*PROBLEM TO WORK ON*
All of the entries must be reproduced exactly, with no images carried over.

— begin DATASET ENTRIES —

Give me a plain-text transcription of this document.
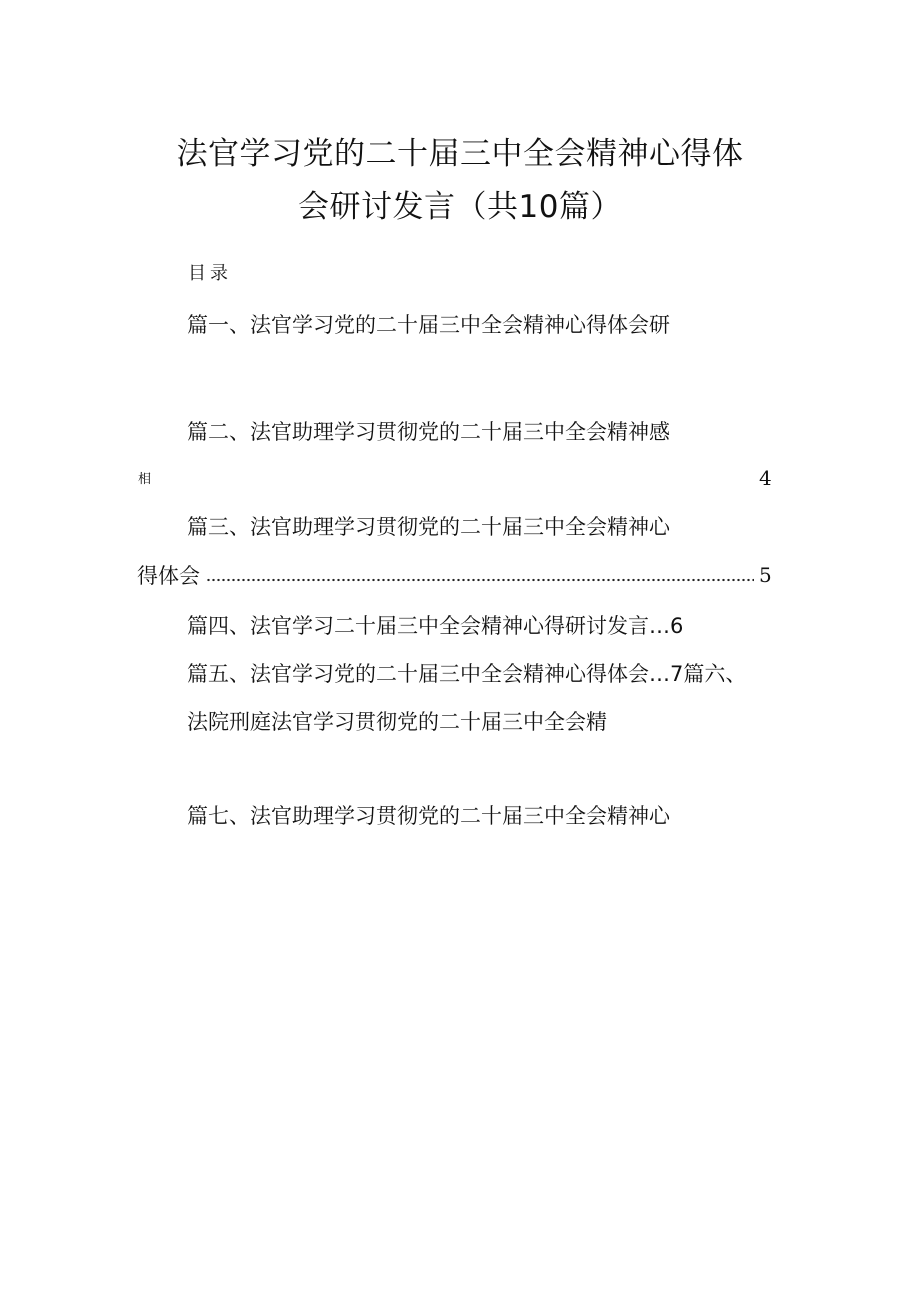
法官学习党的二十届三中全会精神心得体
会研讨发言（共10篇）
目录
篇一、法官学习党的二十届三中全会精神心得体会研
篇二、法官助理学习贯彻党的二十届三中全会精神感
相	4
篇三、法官助理学习贯彻党的二十届三中全会精神心
得体会	5
篇四、法官学习二十届三中全会精神心得研讨发言…6
篇五、法官学习党的二十届三中全会精神心得体会…7篇六、
法院刑庭法官学习贯彻党的二十届三中全会精
篇七、法官助理学习贯彻党的二十届三中全会精神心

— end DATASET ENTRIES —

*EXPECTED ANSWER*
Give me a plain-text transcription of this document.
法官学习党的二十届三中全会精神心得体
会研讨发言（共10篇）
目录
篇一、法官学习党的二十届三中全会精神心得体会研
篇二、法官助理学习贯彻党的二十届三中全会精神感
相	4
篇三、法官助理学习贯彻党的二十届三中全会精神心
得体会	5
篇四、法官学习二十届三中全会精神心得研讨发言…6
篇五、法官学习党的二十届三中全会精神心得体会…7篇六、
法院刑庭法官学习贯彻党的二十届三中全会精
篇七、法官助理学习贯彻党的二十届三中全会精神心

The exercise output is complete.